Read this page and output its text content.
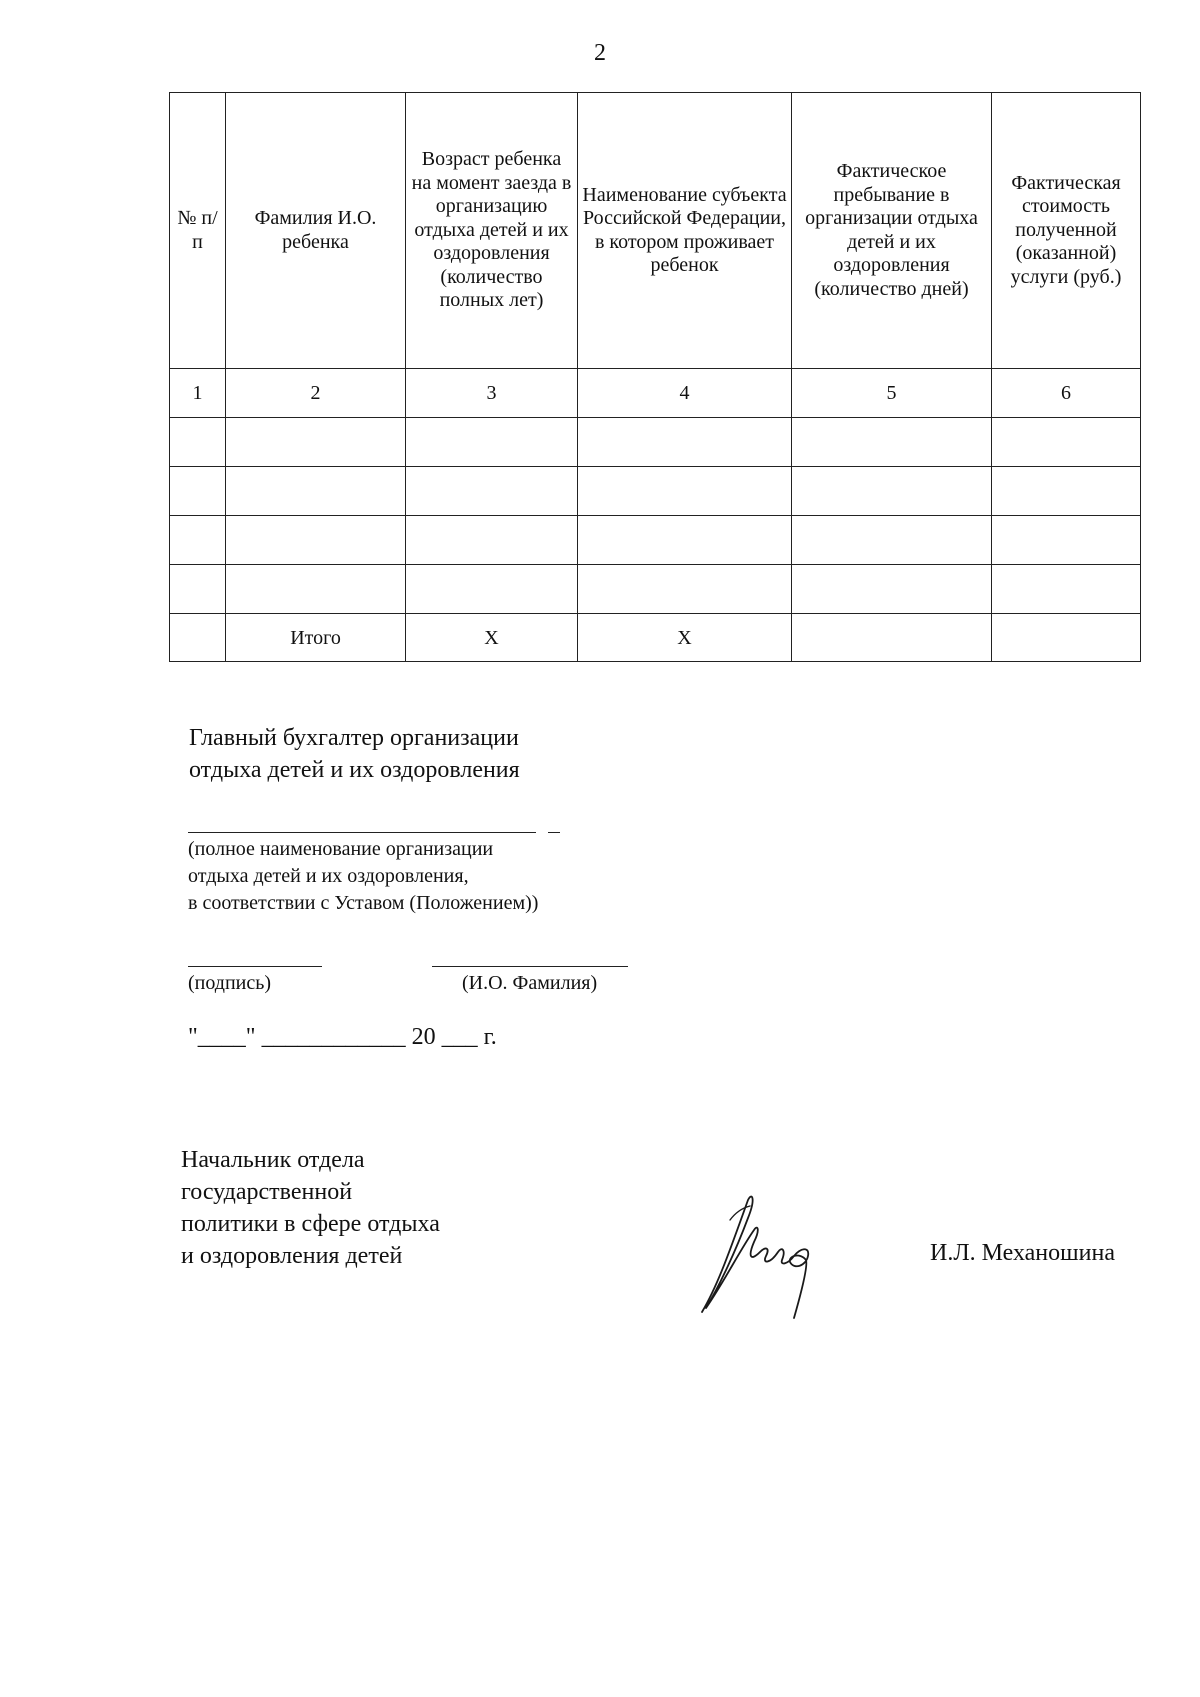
2
№ п/п	Фамилия И.О. ребенка	Возраст ребенка на момент заезда в организацию отдыха детей и их оздоровления (количество полных лет)	Наименование субъекта Российской Федерации, в котором проживает ребенок	Фактическое пребывание в организации отдыха детей и их оздоровления (количество дней)	Фактическая стоимость полученной (оказанной) услуги (руб.)
1	2	3	4	5	6

	Итого	Х	Х		
Главный бухгалтер организации
отдыха детей и их оздоровления
(полное наименование организации
отдыха детей и их оздоровления,
в соответствии с Уставом (Положением))
(подпись)	(И.О. Фамилия)
"____" ____________ 20 ___ г.
Начальник отдела
государственной
политики в сфере отдыха
и оздоровления детей	И.Л. Механошина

+ + + + + + +

SET PROBLEM:
Print each line of the material above exactly, with the pictures removed from your copy.

EXERCISE RESULT:
Read this page and output its text content.
2
№ п/п	Фамилия И.О. ребенка	Возраст ребенка на момент заезда в организацию отдыха детей и их оздоровления (количество полных лет)	Наименование субъекта Российской Федерации, в котором проживает ребенок	Фактическое пребывание в организации отдыха детей и их оздоровления (количество дней)	Фактическая стоимость полученной (оказанной) услуги (руб.)
1	2	3	4	5	6

	Итого	Х	Х		
Главный бухгалтер организации
отдыха детей и их оздоровления
(полное наименование организации
отдыха детей и их оздоровления,
в соответствии с Уставом (Положением))
(подпись)	(И.О. Фамилия)
"____" ____________ 20 ___ г.
Начальник отдела
государственной
политики в сфере отдыха
и оздоровления детей	И.Л. Механошина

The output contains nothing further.